RECORDS SUPPLIED:

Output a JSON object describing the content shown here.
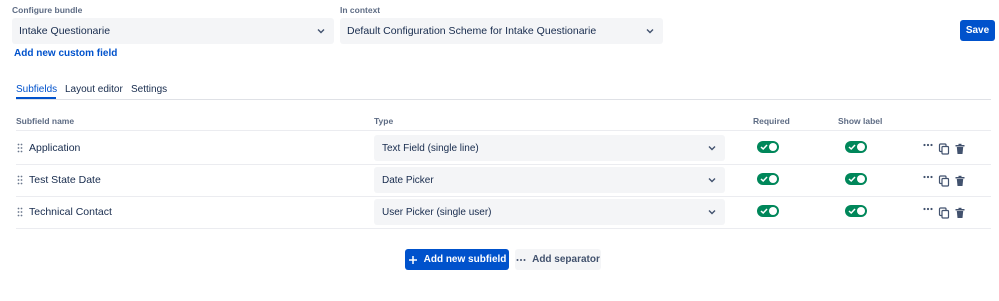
{
  "config": {
    "bundle_label": "Configure bundle",
    "bundle_value": "Intake Questionarie",
    "context_label": "In context",
    "context_value": "Default Configuration Scheme for Intake Questionarie",
    "save_label": "Save",
    "add_custom_field": "Add new custom field"
  },
  "tabs": [
    {
      "label": "Subfields",
      "active": true
    },
    {
      "label": "Layout editor",
      "active": false
    },
    {
      "label": "Settings",
      "active": false
    }
  ],
  "table": {
    "headers": {
      "name": "Subfield name",
      "type": "Type",
      "required": "Required",
      "show_label": "Show label"
    },
    "rows": [
      {
        "name": "Application",
        "type": "Text Field (single line)",
        "required": true,
        "show_label": true
      },
      {
        "name": "Test State Date",
        "type": "Date Picker",
        "required": true,
        "show_label": true
      },
      {
        "name": "Technical Contact",
        "type": "User Picker (single user)",
        "required": true,
        "show_label": true
      }
    ]
  },
  "actions": {
    "add_subfield": "Add new subfield",
    "add_separator": "Add separator"
  },
  "colors": {
    "primary": "#0052cc",
    "toggle_on": "#00875a",
    "field_bg": "#f4f5f7"
  },
  "icons": [
    "chevron-down-icon",
    "drag-handle-icon",
    "check-icon",
    "more-icon",
    "copy-icon",
    "trash-icon",
    "plus-icon",
    "ellipsis-icon"
  ]
}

AIM OF THE TASK: Determine how many lines of the entries above carry the string "single", and give that number alone.

WORKED ANSWER: 2